Begin

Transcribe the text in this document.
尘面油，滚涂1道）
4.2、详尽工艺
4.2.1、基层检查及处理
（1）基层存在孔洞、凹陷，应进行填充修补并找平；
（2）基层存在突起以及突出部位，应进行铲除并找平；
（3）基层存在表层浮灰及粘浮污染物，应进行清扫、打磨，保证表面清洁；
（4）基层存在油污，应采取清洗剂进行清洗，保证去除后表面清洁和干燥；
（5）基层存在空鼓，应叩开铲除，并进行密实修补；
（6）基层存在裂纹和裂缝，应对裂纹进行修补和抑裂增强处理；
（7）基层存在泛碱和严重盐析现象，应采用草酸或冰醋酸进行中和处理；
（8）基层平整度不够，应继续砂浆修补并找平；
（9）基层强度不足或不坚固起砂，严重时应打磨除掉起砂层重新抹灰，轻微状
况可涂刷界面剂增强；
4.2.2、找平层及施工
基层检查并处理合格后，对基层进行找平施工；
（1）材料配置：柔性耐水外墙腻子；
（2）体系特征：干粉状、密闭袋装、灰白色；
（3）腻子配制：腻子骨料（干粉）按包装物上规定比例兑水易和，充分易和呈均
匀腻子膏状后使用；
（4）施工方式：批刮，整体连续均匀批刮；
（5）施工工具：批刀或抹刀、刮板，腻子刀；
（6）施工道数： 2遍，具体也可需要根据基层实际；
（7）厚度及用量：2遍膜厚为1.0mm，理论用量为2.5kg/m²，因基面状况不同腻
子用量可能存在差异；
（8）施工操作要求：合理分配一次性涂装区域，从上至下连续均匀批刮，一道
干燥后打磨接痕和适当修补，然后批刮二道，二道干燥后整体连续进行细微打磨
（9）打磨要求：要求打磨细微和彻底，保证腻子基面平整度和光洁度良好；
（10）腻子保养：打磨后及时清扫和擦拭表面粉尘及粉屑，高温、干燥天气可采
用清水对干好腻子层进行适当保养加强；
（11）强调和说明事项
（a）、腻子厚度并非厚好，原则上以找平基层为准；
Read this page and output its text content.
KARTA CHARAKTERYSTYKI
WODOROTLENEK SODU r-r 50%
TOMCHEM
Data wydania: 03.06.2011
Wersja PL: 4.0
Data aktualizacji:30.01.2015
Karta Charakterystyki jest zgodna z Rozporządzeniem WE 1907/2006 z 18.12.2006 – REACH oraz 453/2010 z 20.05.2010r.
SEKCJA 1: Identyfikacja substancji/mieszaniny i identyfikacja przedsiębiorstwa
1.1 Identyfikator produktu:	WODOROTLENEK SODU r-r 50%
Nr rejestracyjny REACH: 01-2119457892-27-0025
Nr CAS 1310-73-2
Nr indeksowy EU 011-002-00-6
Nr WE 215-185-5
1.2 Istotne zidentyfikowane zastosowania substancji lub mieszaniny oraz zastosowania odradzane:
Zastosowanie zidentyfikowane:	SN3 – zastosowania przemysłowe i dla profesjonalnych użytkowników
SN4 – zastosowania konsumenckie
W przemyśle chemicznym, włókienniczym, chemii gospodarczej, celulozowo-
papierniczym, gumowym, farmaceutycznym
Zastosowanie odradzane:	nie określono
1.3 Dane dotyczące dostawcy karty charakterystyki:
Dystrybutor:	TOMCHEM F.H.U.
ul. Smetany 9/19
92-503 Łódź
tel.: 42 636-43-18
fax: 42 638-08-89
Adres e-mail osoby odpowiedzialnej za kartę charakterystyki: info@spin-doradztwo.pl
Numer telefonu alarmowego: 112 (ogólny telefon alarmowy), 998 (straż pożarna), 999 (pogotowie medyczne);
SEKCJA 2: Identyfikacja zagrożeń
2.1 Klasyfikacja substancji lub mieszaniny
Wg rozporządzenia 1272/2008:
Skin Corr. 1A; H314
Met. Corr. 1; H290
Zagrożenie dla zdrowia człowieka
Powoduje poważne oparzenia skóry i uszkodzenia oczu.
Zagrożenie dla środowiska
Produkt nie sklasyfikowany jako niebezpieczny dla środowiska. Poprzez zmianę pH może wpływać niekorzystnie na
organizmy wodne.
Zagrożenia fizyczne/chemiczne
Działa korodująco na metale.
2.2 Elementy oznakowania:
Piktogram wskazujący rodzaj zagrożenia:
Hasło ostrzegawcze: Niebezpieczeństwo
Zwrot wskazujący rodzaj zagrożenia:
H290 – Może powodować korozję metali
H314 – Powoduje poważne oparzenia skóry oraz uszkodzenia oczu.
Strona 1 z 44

End

▸ YOUR GOAL
Pick out and copy every line that contains the word "Data".

▸ EXERCISE RESULT
Data wydania: 03.06.2011
Data aktualizacji:30.01.2015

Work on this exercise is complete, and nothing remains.